● The request: Pull every line containing the word "направляет" from the records.

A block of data
▬▬▬▬▬▬▬▬▬▬

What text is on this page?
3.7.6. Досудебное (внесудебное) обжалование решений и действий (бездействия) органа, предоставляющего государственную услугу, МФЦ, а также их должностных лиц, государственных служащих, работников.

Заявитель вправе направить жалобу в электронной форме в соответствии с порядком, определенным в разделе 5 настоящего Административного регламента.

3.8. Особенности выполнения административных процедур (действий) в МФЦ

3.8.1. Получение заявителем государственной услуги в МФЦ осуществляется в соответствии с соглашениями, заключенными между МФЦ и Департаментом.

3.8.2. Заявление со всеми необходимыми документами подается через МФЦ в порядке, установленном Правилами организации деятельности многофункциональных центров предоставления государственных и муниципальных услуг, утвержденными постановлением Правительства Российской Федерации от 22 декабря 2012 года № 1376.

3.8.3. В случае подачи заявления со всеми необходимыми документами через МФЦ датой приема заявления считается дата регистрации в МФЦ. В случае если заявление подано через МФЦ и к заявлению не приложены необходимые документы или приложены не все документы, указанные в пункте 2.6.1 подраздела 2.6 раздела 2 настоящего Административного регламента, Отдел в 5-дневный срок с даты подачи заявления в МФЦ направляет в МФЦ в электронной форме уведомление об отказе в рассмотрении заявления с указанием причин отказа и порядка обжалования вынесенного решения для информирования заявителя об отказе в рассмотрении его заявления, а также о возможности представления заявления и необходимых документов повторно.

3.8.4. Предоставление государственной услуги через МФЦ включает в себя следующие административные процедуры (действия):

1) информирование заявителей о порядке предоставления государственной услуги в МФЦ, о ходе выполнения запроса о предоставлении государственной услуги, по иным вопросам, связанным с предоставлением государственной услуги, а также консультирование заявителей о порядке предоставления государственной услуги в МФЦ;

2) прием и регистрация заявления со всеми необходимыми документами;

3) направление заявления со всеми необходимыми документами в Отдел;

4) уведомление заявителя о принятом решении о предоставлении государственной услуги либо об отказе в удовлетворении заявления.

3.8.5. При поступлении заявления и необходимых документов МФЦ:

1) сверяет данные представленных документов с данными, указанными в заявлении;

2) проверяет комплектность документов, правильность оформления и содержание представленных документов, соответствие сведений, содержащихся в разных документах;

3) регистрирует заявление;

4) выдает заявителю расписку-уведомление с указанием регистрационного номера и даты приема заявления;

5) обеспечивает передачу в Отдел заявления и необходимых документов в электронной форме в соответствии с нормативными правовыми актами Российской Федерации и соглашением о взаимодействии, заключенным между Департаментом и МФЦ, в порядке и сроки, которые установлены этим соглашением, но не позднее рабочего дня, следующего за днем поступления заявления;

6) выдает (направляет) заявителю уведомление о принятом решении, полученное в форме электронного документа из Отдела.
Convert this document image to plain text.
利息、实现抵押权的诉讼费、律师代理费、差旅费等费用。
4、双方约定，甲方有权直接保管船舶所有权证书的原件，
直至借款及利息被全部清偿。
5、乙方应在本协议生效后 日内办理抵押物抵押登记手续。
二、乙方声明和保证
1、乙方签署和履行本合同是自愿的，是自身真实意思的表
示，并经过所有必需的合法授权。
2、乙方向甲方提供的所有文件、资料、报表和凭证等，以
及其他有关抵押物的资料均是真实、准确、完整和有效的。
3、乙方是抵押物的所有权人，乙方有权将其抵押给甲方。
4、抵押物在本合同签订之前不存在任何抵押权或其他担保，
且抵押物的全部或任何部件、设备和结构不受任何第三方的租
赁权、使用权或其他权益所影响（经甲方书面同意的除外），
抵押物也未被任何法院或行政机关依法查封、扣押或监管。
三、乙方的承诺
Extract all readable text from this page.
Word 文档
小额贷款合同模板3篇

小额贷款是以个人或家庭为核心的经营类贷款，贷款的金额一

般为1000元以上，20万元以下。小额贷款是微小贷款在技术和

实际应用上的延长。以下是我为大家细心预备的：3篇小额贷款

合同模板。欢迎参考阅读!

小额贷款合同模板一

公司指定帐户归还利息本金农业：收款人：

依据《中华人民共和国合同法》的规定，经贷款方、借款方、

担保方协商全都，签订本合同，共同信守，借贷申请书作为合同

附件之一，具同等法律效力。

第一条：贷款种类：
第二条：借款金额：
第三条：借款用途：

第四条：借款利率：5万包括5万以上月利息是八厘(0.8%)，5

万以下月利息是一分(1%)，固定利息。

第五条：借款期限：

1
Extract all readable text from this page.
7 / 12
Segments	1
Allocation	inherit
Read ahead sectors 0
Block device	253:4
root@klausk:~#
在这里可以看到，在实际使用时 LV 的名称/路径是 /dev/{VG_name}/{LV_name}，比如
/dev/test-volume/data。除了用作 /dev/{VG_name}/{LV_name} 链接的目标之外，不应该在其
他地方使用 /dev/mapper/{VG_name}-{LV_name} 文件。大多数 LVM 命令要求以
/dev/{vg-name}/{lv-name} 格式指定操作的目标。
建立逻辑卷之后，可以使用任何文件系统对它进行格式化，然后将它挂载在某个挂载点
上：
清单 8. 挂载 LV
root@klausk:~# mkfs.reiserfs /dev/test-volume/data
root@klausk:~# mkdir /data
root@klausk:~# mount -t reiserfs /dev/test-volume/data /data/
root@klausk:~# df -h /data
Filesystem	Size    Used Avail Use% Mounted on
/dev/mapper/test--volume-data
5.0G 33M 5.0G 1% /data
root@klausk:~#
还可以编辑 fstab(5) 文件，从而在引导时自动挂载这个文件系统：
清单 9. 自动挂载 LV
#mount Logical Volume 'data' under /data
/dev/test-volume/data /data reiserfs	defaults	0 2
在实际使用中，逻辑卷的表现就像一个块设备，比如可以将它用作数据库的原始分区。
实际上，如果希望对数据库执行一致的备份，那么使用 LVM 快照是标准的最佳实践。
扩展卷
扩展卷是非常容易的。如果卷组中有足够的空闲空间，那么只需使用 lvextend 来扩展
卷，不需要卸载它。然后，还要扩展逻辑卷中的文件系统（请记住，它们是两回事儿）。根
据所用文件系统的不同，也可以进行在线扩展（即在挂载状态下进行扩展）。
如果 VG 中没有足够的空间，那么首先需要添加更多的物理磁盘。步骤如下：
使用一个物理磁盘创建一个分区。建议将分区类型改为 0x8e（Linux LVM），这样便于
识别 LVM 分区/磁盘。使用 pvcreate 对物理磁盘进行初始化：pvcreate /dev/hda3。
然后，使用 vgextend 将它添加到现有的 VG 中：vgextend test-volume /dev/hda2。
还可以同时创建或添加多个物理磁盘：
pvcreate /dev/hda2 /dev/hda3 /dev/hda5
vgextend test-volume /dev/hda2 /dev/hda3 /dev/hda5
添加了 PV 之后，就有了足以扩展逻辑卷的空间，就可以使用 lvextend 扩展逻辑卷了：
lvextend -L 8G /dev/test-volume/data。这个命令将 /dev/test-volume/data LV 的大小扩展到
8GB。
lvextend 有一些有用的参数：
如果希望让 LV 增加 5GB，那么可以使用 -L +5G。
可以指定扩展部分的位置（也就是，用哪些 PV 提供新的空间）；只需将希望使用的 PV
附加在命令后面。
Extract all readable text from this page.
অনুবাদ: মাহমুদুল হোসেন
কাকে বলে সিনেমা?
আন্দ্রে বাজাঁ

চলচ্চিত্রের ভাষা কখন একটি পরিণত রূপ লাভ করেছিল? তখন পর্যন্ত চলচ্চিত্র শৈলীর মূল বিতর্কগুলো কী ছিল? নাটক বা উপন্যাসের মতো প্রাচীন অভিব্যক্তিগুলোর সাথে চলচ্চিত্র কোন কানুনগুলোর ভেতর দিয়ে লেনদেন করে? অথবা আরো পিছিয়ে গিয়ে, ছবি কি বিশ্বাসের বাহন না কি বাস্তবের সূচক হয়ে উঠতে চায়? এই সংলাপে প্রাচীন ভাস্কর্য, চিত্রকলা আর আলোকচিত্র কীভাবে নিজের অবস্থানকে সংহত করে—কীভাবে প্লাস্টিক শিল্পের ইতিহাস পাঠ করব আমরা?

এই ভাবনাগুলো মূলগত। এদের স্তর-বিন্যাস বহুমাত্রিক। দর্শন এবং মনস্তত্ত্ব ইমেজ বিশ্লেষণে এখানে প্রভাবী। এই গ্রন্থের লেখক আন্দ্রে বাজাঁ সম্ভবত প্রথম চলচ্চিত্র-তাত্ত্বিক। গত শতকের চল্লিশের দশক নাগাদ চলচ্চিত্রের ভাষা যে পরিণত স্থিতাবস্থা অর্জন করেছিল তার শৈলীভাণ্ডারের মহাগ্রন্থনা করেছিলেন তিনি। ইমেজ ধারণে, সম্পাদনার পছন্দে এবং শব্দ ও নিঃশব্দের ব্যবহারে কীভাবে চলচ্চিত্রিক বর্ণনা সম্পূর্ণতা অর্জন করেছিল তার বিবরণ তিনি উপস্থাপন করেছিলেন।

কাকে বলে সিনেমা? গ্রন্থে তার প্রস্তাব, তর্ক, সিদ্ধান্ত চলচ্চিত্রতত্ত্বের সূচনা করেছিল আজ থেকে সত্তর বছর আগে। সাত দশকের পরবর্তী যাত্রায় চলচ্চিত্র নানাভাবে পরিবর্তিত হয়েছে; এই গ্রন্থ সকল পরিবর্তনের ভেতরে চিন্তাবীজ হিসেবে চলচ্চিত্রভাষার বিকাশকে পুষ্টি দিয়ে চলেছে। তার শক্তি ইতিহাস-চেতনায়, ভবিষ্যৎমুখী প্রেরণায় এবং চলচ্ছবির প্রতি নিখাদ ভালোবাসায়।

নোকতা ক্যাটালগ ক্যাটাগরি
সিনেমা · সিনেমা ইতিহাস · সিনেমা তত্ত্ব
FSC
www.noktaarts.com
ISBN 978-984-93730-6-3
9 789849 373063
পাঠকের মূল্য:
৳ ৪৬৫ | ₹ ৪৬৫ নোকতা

▬▬▬▬▬▬▬▬▬▬

● Answer to the problem:
3.8.3. В случае подачи заявления со всеми необходимыми документами через МФЦ датой приема заявления считается дата регистрации в МФЦ. В случае если заявление подано через МФЦ и к заявлению не приложены необходимые документы или приложены не все документы, указанные в пункте 2.6.1 подраздела 2.6 раздела 2 настоящего Административного регламента, Отдел в 5-дневный срок с даты подачи заявления в МФЦ направляет в МФЦ в электронной форме уведомление об отказе в рассмотрении заявления с указанием причин отказа и порядка обжалования вынесенного решения для информирования заявителя об отказе в рассмотрении его заявления, а также о возможности представления заявления и необходимых документов повторно.
6) выдает (направляет) заявителю уведомление о принятом решении, полученное в форме электронного документа из Отдела.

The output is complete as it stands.